*WHAT TO DO:*
Work out how many lines in the listing below include the word "Марта"; answer with the number alone.

Dataset rows

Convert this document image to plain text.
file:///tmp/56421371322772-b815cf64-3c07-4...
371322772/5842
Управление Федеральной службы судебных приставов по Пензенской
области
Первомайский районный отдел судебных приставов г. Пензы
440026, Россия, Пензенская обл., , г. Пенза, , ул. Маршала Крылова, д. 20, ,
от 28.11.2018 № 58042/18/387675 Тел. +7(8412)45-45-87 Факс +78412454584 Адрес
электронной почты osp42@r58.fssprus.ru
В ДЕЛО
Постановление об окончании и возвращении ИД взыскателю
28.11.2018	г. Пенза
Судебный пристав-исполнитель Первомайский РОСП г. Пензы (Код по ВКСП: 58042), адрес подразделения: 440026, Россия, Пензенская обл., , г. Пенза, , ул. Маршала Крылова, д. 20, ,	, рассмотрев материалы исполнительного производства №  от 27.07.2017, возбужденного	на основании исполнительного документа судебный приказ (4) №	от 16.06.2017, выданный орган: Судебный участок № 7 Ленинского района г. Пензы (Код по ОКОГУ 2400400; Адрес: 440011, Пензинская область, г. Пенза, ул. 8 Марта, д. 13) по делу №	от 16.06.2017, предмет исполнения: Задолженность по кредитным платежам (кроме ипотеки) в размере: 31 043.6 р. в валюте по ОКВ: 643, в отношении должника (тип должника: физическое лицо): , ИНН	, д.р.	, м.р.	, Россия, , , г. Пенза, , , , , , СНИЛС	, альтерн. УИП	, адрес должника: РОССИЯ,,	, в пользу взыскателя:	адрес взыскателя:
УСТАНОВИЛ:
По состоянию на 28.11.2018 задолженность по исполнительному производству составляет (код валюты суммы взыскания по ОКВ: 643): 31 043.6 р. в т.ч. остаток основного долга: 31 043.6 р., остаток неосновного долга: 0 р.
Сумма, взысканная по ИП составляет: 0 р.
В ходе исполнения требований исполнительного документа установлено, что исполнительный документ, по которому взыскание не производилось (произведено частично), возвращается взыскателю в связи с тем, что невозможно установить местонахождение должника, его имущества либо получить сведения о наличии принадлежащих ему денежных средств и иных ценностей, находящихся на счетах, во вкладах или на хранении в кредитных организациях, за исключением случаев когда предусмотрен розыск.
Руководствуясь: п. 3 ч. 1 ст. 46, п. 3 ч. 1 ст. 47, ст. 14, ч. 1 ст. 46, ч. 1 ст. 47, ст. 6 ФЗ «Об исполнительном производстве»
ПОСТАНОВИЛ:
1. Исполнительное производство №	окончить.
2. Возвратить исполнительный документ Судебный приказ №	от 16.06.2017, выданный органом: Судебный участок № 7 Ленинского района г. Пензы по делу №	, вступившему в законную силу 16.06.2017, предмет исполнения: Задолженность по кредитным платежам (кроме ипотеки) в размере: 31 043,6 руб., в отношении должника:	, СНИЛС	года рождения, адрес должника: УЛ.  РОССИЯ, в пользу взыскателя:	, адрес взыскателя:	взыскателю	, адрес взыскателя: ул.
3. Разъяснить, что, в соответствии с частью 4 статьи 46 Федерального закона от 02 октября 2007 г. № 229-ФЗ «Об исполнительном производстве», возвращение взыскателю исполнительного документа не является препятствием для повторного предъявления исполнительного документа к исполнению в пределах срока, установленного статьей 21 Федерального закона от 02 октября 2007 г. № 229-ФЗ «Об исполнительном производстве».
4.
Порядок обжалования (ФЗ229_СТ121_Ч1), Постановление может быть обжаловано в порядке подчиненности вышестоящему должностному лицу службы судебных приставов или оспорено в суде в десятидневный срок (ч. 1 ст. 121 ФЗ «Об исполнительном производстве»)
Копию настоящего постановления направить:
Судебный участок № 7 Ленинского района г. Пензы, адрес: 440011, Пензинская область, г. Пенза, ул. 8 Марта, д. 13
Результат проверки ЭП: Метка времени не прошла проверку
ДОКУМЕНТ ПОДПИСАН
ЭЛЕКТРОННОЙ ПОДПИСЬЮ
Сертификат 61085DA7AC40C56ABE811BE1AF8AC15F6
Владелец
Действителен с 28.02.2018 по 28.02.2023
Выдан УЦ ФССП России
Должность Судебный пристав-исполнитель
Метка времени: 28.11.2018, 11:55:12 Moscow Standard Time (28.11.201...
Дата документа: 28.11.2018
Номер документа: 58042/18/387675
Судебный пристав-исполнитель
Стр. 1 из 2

---

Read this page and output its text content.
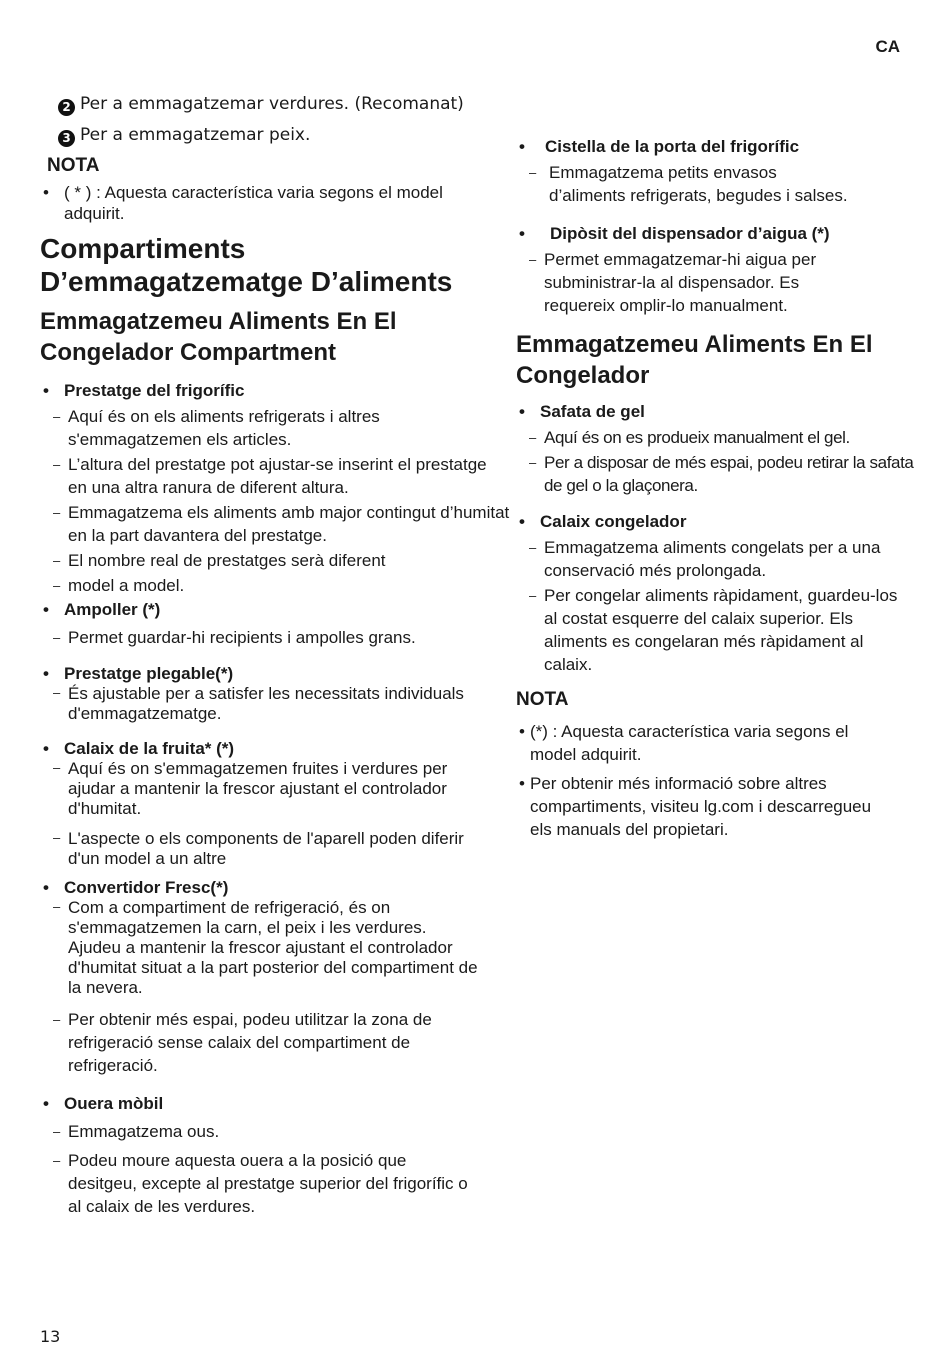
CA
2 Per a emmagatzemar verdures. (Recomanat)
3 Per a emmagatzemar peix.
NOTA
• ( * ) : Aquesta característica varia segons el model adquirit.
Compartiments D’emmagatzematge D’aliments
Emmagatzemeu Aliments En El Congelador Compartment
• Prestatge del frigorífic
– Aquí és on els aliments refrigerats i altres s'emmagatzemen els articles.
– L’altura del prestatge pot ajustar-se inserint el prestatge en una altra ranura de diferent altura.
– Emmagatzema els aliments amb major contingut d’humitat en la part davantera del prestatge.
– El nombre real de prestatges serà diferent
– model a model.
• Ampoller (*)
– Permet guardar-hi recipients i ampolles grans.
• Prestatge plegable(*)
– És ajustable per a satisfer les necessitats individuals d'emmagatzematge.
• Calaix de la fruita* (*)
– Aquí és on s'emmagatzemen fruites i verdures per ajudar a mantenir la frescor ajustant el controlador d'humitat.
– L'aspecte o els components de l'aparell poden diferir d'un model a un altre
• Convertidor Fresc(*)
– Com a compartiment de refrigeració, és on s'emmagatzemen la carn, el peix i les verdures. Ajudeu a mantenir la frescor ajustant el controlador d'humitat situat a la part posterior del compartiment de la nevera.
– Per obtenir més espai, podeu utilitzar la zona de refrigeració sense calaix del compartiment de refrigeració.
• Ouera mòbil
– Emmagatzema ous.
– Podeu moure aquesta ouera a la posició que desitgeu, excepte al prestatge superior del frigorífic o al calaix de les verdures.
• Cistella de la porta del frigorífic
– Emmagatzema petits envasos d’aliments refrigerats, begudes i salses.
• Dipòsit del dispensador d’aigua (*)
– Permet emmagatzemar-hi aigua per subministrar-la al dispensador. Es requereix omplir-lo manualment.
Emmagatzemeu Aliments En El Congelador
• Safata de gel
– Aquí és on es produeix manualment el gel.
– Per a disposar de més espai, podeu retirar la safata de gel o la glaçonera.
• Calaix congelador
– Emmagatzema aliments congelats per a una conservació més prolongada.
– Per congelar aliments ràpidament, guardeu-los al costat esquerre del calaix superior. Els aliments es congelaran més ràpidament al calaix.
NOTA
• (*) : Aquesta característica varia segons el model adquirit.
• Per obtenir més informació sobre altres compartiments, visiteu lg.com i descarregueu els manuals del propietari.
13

*THE OUTPUT:*
2